Provided passage:
=-=-=-=-=
|
This is unreleased documentation for Admission Controller 1.32-dev. |
Writing policies in TypeScript/JavaScript
|
TypeScript/JavaScript support for WebAssembly is rapidly evolving. This page was last revised in November 2025. |
As stated on the official website:
TypeScript extends JavaScript by adding types.
By understanding JavaScript, TypeScript saves you time catching errors and providing fixes before you run code.
SUSE Security Admission Controller uses Javy (a Bytecode Alliance project) to build WebAssembly binaries from JavaScript and TypeScript.
Javy takes your JavaScript code and executes it in a WebAssembly context.
It features an embedded QuickJS engine compiled to WebAssembly that can execute JavaScript.
The project provides both a CLI and a set of APIs for embedding and customizing the behavior when running JavaScript in WebAssembly.
The Admission Controller project currently uses Javy for these reasons:
-
Mature JavaScript engine (QuickJS) compiled to WebAssembly.
-
Support for WASI interface through custom host functions.
-
Smaller binary sizes compared to other JavaScript-to-WebAssembly solutions.
-
Active development and maintenance by the Bytecode Alliance.
Javy limitations
Javy runs JavaScript in a sandboxed WebAssembly environment with certain constraints:
-
WASI environment only: Access limited to stdin/stdout/stderr and explicitly provided host capabilities.
-
No Node.js APIs: Standard Node.js modules like
fs,http, orcryptoaren’t available. -
Limited standard library: Only core JavaScript features and explicitly enabled APIs are accessible.
-
Single-threaded execution: No support for Web Workers or multi-threading.
Despite these limitations, Javy provides sufficient capabilities for writing effective Admission Controller validation policies through the hosts capabilities system.
|
Writing to STDOUT breaks policies - use STDERR for logging instead. |
Tooling
Writing Admission Controller policies requires:
-
Node.js: JavaScript runtime.
-
npm: For dependency management.
-
TypeScript: Recommended for type safety (optional).
=-=-=-=-=
Document layout detection data:
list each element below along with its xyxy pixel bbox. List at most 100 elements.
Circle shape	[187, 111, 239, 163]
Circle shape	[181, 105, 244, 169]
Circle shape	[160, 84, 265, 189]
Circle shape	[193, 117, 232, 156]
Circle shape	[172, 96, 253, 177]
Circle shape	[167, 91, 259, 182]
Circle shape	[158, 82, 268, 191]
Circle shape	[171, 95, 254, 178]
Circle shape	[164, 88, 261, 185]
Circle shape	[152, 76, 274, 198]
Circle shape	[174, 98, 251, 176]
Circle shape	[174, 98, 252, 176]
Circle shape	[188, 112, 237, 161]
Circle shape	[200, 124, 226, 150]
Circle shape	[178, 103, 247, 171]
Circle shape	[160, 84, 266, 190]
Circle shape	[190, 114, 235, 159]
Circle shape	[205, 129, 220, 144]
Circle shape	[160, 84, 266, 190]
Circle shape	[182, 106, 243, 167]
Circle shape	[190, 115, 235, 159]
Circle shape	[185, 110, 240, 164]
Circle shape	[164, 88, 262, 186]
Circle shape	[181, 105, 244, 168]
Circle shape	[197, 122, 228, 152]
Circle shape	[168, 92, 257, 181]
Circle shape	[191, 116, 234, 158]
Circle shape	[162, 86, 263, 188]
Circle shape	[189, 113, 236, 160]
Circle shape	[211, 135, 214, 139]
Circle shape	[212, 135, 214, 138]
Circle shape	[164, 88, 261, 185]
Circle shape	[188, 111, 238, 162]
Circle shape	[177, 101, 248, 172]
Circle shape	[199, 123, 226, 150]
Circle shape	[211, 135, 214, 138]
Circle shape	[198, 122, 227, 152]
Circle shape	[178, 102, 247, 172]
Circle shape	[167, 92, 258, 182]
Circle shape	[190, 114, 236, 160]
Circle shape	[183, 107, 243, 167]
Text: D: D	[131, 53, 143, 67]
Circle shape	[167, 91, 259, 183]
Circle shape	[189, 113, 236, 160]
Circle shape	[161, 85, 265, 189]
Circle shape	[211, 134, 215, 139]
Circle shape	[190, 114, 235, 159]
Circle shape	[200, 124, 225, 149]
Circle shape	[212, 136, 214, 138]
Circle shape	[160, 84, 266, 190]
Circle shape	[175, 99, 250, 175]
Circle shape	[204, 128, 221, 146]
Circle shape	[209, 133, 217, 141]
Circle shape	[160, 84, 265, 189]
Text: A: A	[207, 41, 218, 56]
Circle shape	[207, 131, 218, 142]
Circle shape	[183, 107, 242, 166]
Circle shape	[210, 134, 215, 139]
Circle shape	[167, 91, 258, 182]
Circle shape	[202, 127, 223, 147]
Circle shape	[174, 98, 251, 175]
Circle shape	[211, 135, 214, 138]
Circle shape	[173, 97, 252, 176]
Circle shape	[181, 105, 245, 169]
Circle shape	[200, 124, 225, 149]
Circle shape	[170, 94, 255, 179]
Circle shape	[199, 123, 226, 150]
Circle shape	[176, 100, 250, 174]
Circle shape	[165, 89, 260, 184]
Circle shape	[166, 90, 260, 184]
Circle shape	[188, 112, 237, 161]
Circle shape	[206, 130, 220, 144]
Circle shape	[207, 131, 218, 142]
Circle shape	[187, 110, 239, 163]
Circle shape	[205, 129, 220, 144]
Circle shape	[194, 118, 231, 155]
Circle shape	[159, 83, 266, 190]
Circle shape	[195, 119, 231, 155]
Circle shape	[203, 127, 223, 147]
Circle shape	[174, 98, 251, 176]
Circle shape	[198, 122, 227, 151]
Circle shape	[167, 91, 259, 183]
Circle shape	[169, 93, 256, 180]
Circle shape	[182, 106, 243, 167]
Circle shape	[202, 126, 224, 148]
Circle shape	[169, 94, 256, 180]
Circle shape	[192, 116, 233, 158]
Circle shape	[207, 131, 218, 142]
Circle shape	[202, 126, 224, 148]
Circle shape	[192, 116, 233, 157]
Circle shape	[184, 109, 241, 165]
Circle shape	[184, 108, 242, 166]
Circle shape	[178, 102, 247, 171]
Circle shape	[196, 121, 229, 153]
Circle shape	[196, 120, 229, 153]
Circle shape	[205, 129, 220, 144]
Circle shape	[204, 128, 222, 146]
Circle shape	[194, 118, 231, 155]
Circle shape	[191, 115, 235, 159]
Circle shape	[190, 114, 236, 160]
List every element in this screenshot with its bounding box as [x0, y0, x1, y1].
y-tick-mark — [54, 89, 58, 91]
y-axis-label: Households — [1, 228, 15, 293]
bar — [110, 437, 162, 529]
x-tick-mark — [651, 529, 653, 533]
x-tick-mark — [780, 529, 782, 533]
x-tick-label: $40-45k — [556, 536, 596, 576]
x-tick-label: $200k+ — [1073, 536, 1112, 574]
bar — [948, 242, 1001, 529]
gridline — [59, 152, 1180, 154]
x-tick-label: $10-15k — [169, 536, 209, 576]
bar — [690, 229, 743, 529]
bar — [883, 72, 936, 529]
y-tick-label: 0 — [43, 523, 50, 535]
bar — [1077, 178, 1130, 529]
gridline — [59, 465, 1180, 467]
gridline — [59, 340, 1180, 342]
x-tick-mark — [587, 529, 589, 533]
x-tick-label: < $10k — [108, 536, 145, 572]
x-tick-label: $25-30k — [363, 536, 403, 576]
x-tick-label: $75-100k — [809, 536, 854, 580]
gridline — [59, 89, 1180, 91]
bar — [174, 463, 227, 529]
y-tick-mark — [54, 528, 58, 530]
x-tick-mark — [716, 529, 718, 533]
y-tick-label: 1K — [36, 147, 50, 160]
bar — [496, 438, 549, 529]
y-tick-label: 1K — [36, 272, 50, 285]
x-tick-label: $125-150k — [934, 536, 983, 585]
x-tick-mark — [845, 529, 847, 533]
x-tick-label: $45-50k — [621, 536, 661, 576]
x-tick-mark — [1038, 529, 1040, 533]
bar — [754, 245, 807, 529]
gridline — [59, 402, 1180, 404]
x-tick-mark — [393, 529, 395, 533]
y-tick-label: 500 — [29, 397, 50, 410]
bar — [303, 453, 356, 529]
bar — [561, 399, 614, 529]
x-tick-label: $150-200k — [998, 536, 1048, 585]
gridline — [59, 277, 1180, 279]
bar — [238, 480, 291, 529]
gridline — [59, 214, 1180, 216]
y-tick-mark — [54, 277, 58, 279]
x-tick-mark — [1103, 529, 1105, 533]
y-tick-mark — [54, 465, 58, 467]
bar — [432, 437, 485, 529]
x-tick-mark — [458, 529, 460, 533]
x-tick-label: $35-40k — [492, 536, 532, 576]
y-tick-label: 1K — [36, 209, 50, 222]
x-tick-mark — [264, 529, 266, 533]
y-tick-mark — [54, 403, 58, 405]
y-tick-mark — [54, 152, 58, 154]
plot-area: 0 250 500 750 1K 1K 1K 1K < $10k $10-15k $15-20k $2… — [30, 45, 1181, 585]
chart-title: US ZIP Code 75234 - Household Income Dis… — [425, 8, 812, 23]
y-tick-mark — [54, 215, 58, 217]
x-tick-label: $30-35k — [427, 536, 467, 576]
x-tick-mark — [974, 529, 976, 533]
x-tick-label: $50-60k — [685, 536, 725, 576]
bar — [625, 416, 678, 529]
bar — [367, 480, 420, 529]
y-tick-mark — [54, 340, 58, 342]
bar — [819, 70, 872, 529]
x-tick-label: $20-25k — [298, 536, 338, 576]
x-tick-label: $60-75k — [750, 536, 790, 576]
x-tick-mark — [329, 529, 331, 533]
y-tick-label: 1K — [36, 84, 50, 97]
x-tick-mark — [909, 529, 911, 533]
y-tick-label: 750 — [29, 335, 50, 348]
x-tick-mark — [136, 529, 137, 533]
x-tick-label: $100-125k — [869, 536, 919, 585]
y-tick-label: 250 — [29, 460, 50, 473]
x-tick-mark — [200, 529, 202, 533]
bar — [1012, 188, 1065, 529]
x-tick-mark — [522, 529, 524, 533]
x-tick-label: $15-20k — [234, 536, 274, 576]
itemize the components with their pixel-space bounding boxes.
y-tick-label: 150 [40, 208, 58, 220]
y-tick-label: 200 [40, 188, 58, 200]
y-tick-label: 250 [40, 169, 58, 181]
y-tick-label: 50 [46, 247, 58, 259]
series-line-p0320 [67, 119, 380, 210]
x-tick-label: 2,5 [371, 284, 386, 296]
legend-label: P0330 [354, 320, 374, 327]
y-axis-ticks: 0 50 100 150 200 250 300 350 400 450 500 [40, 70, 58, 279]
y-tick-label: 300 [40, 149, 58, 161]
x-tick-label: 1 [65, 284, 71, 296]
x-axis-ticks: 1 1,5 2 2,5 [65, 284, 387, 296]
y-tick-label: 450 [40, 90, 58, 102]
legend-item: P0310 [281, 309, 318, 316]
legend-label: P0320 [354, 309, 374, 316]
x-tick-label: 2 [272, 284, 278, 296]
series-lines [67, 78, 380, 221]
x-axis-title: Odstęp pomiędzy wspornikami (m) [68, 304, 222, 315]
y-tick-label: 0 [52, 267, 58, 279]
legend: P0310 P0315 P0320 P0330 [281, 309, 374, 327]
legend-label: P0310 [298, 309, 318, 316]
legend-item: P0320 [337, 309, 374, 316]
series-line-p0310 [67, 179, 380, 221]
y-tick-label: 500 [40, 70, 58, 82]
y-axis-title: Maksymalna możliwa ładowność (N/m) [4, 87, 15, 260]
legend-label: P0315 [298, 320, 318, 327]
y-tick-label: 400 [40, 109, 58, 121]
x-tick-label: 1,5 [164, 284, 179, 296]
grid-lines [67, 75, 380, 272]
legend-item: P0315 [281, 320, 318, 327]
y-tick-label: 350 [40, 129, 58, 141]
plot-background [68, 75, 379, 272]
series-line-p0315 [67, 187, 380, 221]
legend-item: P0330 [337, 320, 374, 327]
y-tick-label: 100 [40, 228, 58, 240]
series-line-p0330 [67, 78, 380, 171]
=-=-=-=-=
Your goal: Please resume the documentation on writing policies in TypeScript/JavaScript, starting right after its final line.

Answer for this exercise:
|
Ensure you’re using Node.js 18 or higher. Older versions may not be compatible with the compilation toolchain. |
These TypeScript/JavaScript libraries are useful when writing a Admission Controller policy:
-
Admission Controller JavaScript SDK: Provides structures and functions reducing the amount of code necessary. It also provides test helpers and access to all host capabilities.
-
Kubernetes TypeScript types: Provides TypeScript definitions for all Kubernetes resources, enabling type-safe policy development.
The Admission Controller project provides a template JavaScript/TypeScript policy project you can use to create Admission Controller policies.
Getting the toolchain
The easiest way to get the toolchain is by using the Admission Controller JavaScript SDK, which includes the Javy compilation plug-in:
npm install kubewarden-policy-sdk
The Javy plug-in binary is automatically included and you can find it at:
node_modules/kubewarden-policy-sdk/plugin/javy-plugin-kubewarden.wasm
Tutorial prerequisites
During this tutorial you need these tools on your development machine:
-
Node.js: Version 18 or higher with npm for dependency management.
-
bats: Used to write the tests and automate their execution. -
kwctl≥ v1.30: CLI tool provided by Admission Controller to run its policies outside of Kubernetes, among other actions. It’s covered in the testing policies section of the documentation. -
javy≥ 6.0.0: CLI tool for compiling JavaScript code to WebAssembly modules.